● **Assigned task**
From the first line to the last, repeat the data exactly but leave out the pictures.

Transcript data for document pages:
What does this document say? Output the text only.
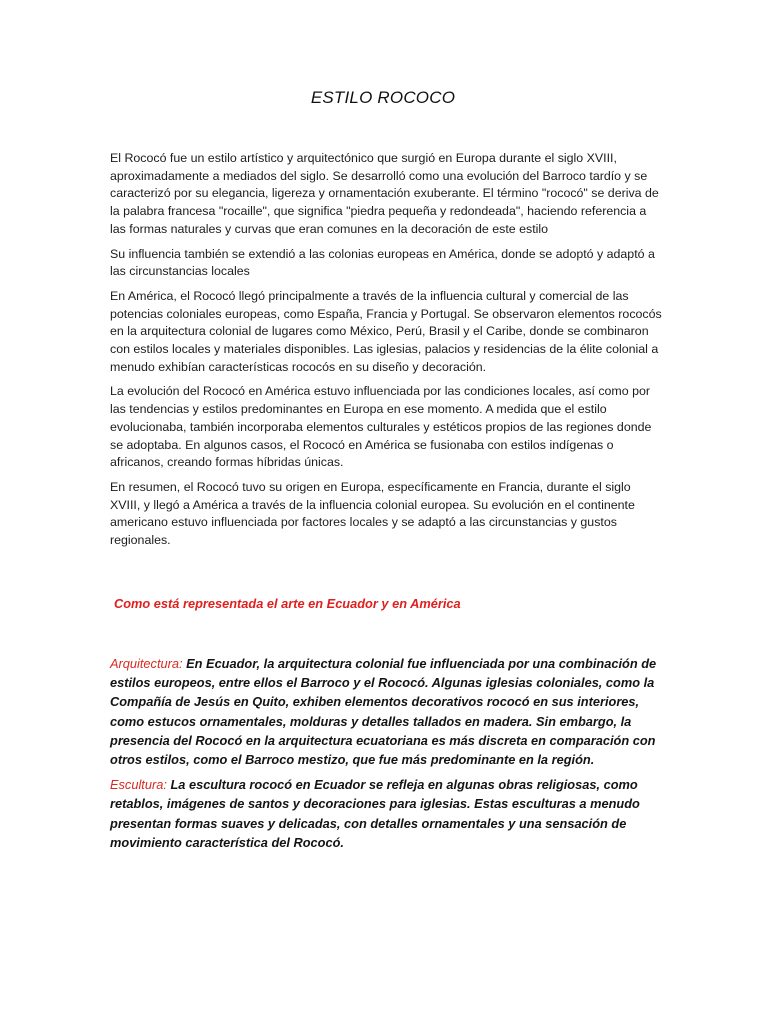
ESTILO ROCOCO

El Rococó fue un estilo artístico y arquitectónico que surgió en Europa durante el siglo XVIII, aproximadamente a mediados del siglo. Se desarrolló como una evolución del Barroco tardío y se caracterizó por su elegancia, ligereza y ornamentación exuberante. El término "rococó" se deriva de la palabra francesa "rocaille", que significa "piedra pequeña y redondeada", haciendo referencia a las formas naturales y curvas que eran comunes en la decoración de este estilo

Su influencia también se extendió a las colonias europeas en América, donde se adoptó y adaptó a las circunstancias locales

En América, el Rococó llegó principalmente a través de la influencia cultural y comercial de las potencias coloniales europeas, como España, Francia y Portugal. Se observaron elementos rococós en la arquitectura colonial de lugares como México, Perú, Brasil y el Caribe, donde se combinaron con estilos locales y materiales disponibles. Las iglesias, palacios y residencias de la élite colonial a menudo exhibían características rococós en su diseño y decoración.

La evolución del Rococó en América estuvo influenciada por las condiciones locales, así como por las tendencias y estilos predominantes en Europa en ese momento. A medida que el estilo evolucionaba, también incorporaba elementos culturales y estéticos propios de las regiones donde se adoptaba. En algunos casos, el Rococó en América se fusionaba con estilos indígenas o africanos, creando formas híbridas únicas.

En resumen, el Rococó tuvo su origen en Europa, específicamente en Francia, durante el siglo XVIII, y llegó a América a través de la influencia colonial europea. Su evolución en el continente americano estuvo influenciada por factores locales y se adaptó a las circunstancias y gustos regionales.

Como está representada el arte en Ecuador y en América

Arquitectura: En Ecuador, la arquitectura colonial fue influenciada por una combinación de estilos europeos, entre ellos el Barroco y el Rococó. Algunas iglesias coloniales, como la Compañía de Jesús en Quito, exhiben elementos decorativos rococó en sus interiores, como estucos ornamentales, molduras y detalles tallados en madera. Sin embargo, la presencia del Rococó en la arquitectura ecuatoriana es más discreta en comparación con otros estilos, como el Barroco mestizo, que fue más predominante en la región.

Escultura: La escultura rococó en Ecuador se refleja en algunas obras religiosas, como retablos, imágenes de santos y decoraciones para iglesias. Estas esculturas a menudo presentan formas suaves y delicadas, con detalles ornamentales y una sensación de movimiento característica del Rococó.
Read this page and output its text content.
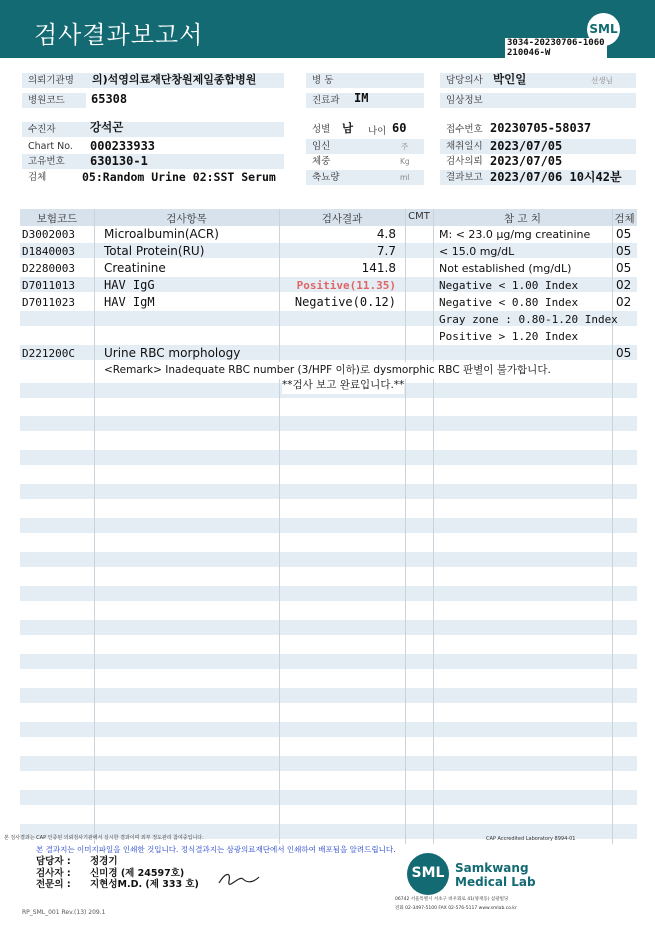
검사결과보고서	SML
3034-20230706-1060
210046-W
의뢰기관명	의)석영의료재단창원제일종합병원	병 동	담당의사 박인일	선생님
병원코드	65308	진료과	IM	임상정보
수진자	강석곤	성별	남 나이 60	접수번호 20230705-58037
Chart No.	000233933	임신	주	채취일시 2023/07/05
고유번호	630130-1	체중	Kg	검사의뢰 2023/07/05
검체	05:Random Urine 02:SST Serum	축뇨량	ml	결과보고 2023/07/06 10시42분
보험코드	검사항목	검사결과	CMT	참 고 치	검체
D3002003 Microalbumin(ACR)	4.8	M: < 23.0 µg/mg creatinine 05
D1840003 Total Protein(RU)	7.7	< 15.0 mg/dL	05
D2280003 Creatinine	141.8	Not established (mg/dL)	05
D7011013 HAV IgG	Positive(11.35)	Negative < 1.00 Index	02
D7011023 HAV IgM	Negative(0.12)	Negative < 0.80 Index	02
Gray zone : 0.80-1.20 Index
Positive > 1.20 Index
D221200C Urine RBC morphology	05
<Remark> Inadequate RBC number (3/HPF 이하)로 dysmorphic RBC 판별이 불가합니다.
**검사 보고 완료입니다.**
본 검사결과는 CAP 인증된 의뢰검사기관에서 실시한 결과이며 외부 정도관리 참여중입니다.	CAP Accredited Laboratory 8994-01
본 결과지는 이미지파일을 인쇄한 것입니다. 정식결과지는 삼광의료재단에서 인쇄하여 배포됨을 알려드립니다.
담당자 : 정경기
검사자 : 신미경 (제 24597호)
전문의 : 지현성M.D. (제 333 호)
SML Samkwang
Medical Lab
06742 서울특별시 서초구 바우뫼로 41(양재동) 삼광빌딩
전화 02-3497-5100 FAX 02-576-5117 www.smlab.co.kr
RP_SML_001 Rev.(13) 209.1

● **Solved problem**
What does this document say? Output the text only.
ESTILO ROCOCO

El Rococó fue un estilo artístico y arquitectónico que surgió en Europa durante el siglo XVIII, aproximadamente a mediados del siglo. Se desarrolló como una evolución del Barroco tardío y se caracterizó por su elegancia, ligereza y ornamentación exuberante. El término "rococó" se deriva de la palabra francesa "rocaille", que significa "piedra pequeña y redondeada", haciendo referencia a las formas naturales y curvas que eran comunes en la decoración de este estilo

Su influencia también se extendió a las colonias europeas en América, donde se adoptó y adaptó a las circunstancias locales

En América, el Rococó llegó principalmente a través de la influencia cultural y comercial de las potencias coloniales europeas, como España, Francia y Portugal. Se observaron elementos rococós en la arquitectura colonial de lugares como México, Perú, Brasil y el Caribe, donde se combinaron con estilos locales y materiales disponibles. Las iglesias, palacios y residencias de la élite colonial a menudo exhibían características rococós en su diseño y decoración.

La evolución del Rococó en América estuvo influenciada por las condiciones locales, así como por las tendencias y estilos predominantes en Europa en ese momento. A medida que el estilo evolucionaba, también incorporaba elementos culturales y estéticos propios de las regiones donde se adoptaba. En algunos casos, el Rococó en América se fusionaba con estilos indígenas o africanos, creando formas híbridas únicas.

En resumen, el Rococó tuvo su origen en Europa, específicamente en Francia, durante el siglo XVIII, y llegó a América a través de la influencia colonial europea. Su evolución en el continente americano estuvo influenciada por factores locales y se adaptó a las circunstancias y gustos regionales.

Como está representada el arte en Ecuador y en América

Arquitectura: En Ecuador, la arquitectura colonial fue influenciada por una combinación de estilos europeos, entre ellos el Barroco y el Rococó. Algunas iglesias coloniales, como la Compañía de Jesús en Quito, exhiben elementos decorativos rococó en sus interiores, como estucos ornamentales, molduras y detalles tallados en madera. Sin embargo, la presencia del Rococó en la arquitectura ecuatoriana es más discreta en comparación con otros estilos, como el Barroco mestizo, que fue más predominante en la región.

Escultura: La escultura rococó en Ecuador se refleja en algunas obras religiosas, como retablos, imágenes de santos y decoraciones para iglesias. Estas esculturas a menudo presentan formas suaves y delicadas, con detalles ornamentales y una sensación de movimiento característica del Rococó.
Read this page and output its text content.
검사결과보고서	SML
3034-20230706-1060
210046-W
의뢰기관명	의)석영의료재단창원제일종합병원	병 동	담당의사 박인일	선생님
병원코드	65308	진료과	IM	임상정보
수진자	강석곤	성별	남 나이 60	접수번호 20230705-58037
Chart No.	000233933	임신	주	채취일시 2023/07/05
고유번호	630130-1	체중	Kg	검사의뢰 2023/07/05
검체	05:Random Urine 02:SST Serum	축뇨량	ml	결과보고 2023/07/06 10시42분
보험코드	검사항목	검사결과	CMT	참 고 치	검체
D3002003 Microalbumin(ACR)	4.8	M: < 23.0 µg/mg creatinine 05
D1840003 Total Protein(RU)	7.7	< 15.0 mg/dL	05
D2280003 Creatinine	141.8	Not established (mg/dL)	05
D7011013 HAV IgG	Positive(11.35)	Negative < 1.00 Index	02
D7011023 HAV IgM	Negative(0.12)	Negative < 0.80 Index	02
Gray zone : 0.80-1.20 Index
Positive > 1.20 Index
D221200C Urine RBC morphology	05
<Remark> Inadequate RBC number (3/HPF 이하)로 dysmorphic RBC 판별이 불가합니다.
**검사 보고 완료입니다.**
본 검사결과는 CAP 인증된 의뢰검사기관에서 실시한 결과이며 외부 정도관리 참여중입니다.	CAP Accredited Laboratory 8994-01
본 결과지는 이미지파일을 인쇄한 것입니다. 정식결과지는 삼광의료재단에서 인쇄하여 배포됨을 알려드립니다.
담당자 : 정경기
검사자 : 신미경 (제 24597호)
전문의 : 지현성M.D. (제 333 호)
SML Samkwang
Medical Lab
06742 서울특별시 서초구 바우뫼로 41(양재동) 삼광빌딩
전화 02-3497-5100 FAX 02-576-5117 www.smlab.co.kr
RP_SML_001 Rev.(13) 209.1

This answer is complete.